* [Records]:
------------------------------

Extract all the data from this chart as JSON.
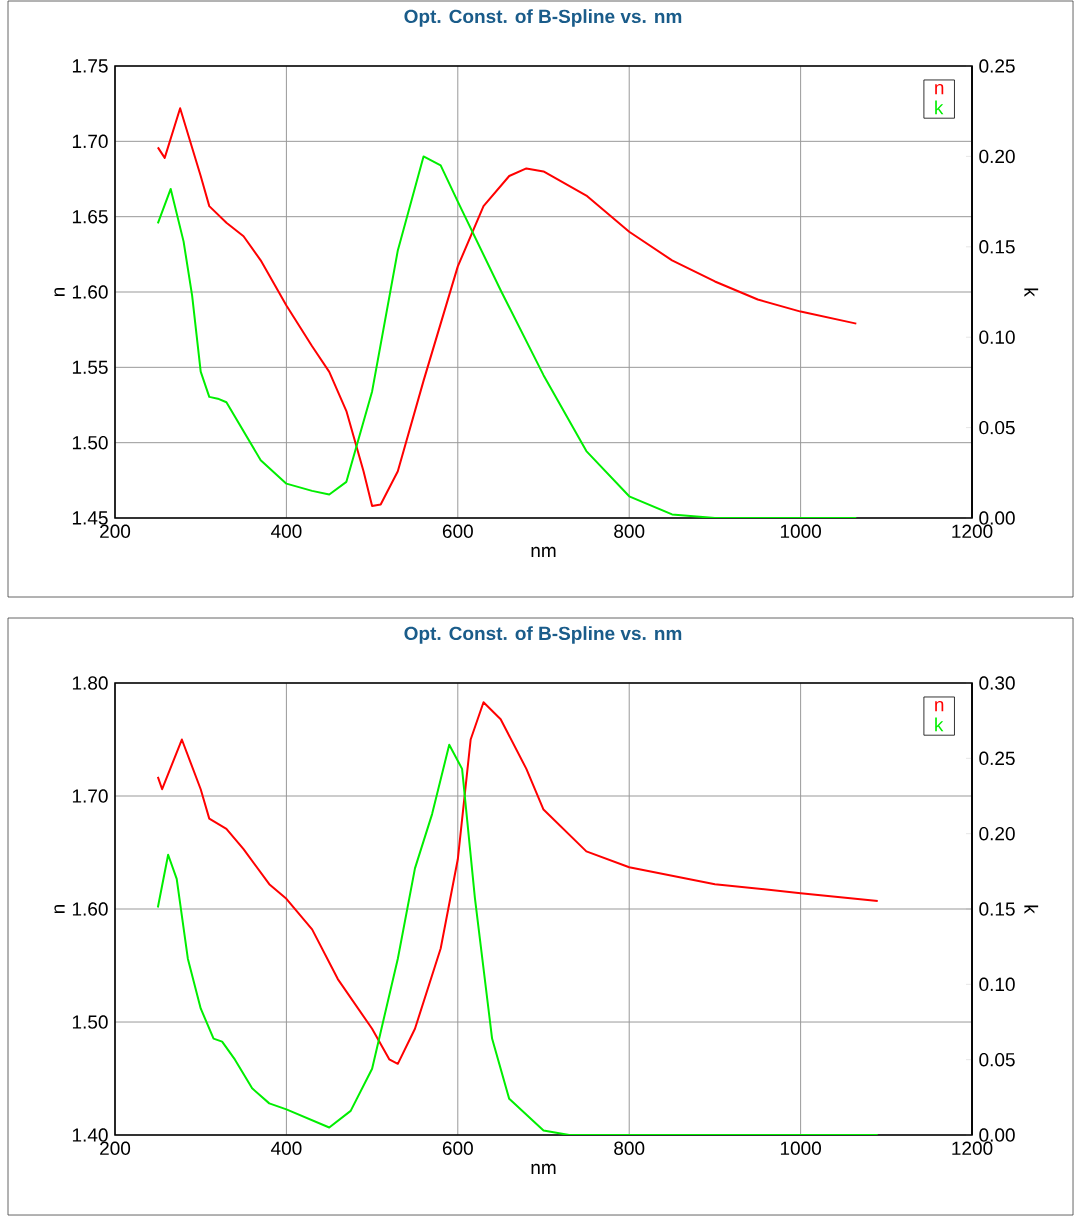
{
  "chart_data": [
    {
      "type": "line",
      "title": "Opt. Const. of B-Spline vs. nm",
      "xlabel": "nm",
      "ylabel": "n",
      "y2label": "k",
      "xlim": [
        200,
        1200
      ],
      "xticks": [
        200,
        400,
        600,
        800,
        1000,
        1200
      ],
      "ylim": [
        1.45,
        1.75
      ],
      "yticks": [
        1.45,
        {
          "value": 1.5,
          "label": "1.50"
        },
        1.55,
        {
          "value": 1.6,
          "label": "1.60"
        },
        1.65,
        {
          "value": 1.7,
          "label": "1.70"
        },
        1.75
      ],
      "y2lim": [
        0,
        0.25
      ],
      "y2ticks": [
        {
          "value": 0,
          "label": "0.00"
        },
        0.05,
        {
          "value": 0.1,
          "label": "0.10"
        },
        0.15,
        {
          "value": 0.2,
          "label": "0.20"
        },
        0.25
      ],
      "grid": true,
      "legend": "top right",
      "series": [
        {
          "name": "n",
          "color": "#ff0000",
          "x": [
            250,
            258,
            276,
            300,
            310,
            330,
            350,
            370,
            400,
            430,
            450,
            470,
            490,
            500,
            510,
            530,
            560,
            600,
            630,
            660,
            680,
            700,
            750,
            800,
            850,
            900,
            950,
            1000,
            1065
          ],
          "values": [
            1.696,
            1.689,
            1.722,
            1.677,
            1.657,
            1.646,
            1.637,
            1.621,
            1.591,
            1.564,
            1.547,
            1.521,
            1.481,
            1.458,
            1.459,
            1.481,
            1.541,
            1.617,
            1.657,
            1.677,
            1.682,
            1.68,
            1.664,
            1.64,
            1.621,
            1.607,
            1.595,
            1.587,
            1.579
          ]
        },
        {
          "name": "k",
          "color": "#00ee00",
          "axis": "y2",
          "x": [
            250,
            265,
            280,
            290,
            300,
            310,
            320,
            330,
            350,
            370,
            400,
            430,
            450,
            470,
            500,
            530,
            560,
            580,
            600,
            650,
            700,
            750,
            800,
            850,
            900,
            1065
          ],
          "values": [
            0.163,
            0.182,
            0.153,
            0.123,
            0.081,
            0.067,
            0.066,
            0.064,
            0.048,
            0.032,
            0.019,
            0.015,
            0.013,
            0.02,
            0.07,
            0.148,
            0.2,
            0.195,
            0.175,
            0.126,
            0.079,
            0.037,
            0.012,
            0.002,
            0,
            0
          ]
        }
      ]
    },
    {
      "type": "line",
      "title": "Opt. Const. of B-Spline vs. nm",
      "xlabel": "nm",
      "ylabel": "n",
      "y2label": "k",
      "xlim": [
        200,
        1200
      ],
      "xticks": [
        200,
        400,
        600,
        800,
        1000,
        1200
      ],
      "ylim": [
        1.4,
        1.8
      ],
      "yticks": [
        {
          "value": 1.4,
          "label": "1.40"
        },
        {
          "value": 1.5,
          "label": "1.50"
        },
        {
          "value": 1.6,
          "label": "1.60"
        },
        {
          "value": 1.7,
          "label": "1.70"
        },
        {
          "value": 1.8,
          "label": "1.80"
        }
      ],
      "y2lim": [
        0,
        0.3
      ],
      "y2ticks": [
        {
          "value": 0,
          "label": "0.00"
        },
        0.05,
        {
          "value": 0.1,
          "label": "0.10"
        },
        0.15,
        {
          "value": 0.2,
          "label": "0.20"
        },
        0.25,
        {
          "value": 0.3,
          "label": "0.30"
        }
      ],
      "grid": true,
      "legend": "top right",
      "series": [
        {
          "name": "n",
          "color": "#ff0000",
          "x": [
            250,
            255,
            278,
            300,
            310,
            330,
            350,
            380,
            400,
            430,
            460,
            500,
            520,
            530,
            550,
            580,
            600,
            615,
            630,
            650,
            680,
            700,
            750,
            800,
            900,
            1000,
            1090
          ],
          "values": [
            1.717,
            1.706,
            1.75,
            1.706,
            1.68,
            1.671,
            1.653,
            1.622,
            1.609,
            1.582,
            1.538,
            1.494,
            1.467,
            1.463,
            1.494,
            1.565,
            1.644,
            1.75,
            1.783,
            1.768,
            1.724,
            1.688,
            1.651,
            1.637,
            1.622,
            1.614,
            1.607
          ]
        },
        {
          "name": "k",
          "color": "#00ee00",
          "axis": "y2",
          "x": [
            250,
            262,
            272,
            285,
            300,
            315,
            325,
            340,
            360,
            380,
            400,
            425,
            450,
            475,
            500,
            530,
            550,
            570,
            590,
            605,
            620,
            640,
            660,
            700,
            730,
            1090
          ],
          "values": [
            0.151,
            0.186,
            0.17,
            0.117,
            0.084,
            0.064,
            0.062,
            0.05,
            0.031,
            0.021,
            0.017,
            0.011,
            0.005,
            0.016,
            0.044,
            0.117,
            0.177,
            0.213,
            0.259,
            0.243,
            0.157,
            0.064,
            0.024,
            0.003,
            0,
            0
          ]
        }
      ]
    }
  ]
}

------------------------------

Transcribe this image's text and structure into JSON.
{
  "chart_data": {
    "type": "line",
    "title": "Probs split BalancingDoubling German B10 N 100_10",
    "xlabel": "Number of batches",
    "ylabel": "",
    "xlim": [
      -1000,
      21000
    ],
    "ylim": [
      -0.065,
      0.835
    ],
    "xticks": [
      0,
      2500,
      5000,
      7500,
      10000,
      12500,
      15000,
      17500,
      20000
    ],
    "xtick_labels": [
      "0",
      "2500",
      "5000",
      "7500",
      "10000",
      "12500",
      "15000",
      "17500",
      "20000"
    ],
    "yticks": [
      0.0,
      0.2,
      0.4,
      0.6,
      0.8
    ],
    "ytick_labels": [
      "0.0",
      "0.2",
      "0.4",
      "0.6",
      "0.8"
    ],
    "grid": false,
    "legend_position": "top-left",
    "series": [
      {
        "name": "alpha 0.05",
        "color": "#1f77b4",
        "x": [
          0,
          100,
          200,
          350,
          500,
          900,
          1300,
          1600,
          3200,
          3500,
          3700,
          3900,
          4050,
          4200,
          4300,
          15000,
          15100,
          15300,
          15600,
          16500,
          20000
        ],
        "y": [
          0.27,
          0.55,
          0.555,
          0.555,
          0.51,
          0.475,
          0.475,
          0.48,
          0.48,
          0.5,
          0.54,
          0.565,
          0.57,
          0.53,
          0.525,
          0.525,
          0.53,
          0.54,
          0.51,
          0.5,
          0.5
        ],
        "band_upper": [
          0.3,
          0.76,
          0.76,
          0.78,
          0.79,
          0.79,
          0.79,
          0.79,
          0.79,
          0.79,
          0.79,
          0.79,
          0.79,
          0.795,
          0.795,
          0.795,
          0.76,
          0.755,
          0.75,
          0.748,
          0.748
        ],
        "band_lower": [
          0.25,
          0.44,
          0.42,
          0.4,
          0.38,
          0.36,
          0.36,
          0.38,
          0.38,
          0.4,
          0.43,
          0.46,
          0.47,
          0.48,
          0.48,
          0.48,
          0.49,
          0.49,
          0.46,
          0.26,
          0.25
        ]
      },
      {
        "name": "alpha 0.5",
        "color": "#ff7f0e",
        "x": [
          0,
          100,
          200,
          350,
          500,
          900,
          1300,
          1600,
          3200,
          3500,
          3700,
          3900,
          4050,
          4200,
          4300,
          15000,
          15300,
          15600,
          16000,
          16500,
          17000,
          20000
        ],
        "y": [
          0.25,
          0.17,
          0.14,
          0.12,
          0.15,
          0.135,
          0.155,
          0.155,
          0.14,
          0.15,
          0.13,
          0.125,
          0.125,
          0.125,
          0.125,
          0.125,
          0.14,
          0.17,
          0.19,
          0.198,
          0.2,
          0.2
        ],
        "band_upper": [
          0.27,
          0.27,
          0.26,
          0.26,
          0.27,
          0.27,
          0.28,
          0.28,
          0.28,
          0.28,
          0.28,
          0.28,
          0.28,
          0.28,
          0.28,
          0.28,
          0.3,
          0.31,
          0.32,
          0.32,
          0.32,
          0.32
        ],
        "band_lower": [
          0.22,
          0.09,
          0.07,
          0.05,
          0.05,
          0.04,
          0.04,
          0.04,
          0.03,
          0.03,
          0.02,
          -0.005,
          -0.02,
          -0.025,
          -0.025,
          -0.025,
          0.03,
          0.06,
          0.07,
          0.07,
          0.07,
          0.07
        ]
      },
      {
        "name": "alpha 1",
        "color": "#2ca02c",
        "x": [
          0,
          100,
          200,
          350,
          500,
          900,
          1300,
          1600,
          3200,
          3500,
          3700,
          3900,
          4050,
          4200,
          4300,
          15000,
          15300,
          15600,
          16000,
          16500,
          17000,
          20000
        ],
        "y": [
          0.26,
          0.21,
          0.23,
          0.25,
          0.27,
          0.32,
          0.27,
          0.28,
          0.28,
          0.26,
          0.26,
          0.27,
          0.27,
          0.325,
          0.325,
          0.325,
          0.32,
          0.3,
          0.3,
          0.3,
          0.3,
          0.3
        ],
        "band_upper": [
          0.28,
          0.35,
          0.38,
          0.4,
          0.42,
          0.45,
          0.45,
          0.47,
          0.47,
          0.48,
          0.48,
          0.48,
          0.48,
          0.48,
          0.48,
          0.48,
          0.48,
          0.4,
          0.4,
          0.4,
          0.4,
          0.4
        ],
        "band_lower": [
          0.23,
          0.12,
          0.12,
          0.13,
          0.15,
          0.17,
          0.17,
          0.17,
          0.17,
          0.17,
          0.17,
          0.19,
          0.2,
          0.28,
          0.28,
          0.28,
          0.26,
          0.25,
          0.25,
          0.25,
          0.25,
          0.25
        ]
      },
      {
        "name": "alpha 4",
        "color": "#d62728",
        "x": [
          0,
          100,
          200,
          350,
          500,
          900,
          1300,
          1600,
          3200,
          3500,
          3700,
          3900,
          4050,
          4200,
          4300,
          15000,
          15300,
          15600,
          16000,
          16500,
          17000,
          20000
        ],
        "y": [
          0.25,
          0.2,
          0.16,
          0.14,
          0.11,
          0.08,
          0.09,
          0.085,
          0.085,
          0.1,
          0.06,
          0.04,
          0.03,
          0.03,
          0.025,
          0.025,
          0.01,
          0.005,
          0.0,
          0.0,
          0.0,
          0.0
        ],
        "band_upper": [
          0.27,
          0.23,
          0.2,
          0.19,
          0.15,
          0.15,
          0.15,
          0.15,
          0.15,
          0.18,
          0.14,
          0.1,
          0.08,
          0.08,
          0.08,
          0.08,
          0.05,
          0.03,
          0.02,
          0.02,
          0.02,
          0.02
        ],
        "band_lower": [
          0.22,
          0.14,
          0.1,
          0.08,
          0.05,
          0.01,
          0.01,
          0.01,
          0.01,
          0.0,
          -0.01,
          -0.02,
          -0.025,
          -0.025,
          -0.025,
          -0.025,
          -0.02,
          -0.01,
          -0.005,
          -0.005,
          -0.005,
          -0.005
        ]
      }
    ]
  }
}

------------------------------

* [TASK TO COMPLETE]:
Pull every line containing "color" from the material above.

* [EXERCISE ANSWER]:
          "color": "#ff0000",
          "color": "#00ee00",
          "color": "#ff0000",
          "color": "#00ee00",
        "color": "#1f77b4",
        "color": "#ff7f0e",
        "color": "#2ca02c",
        "color": "#d62728",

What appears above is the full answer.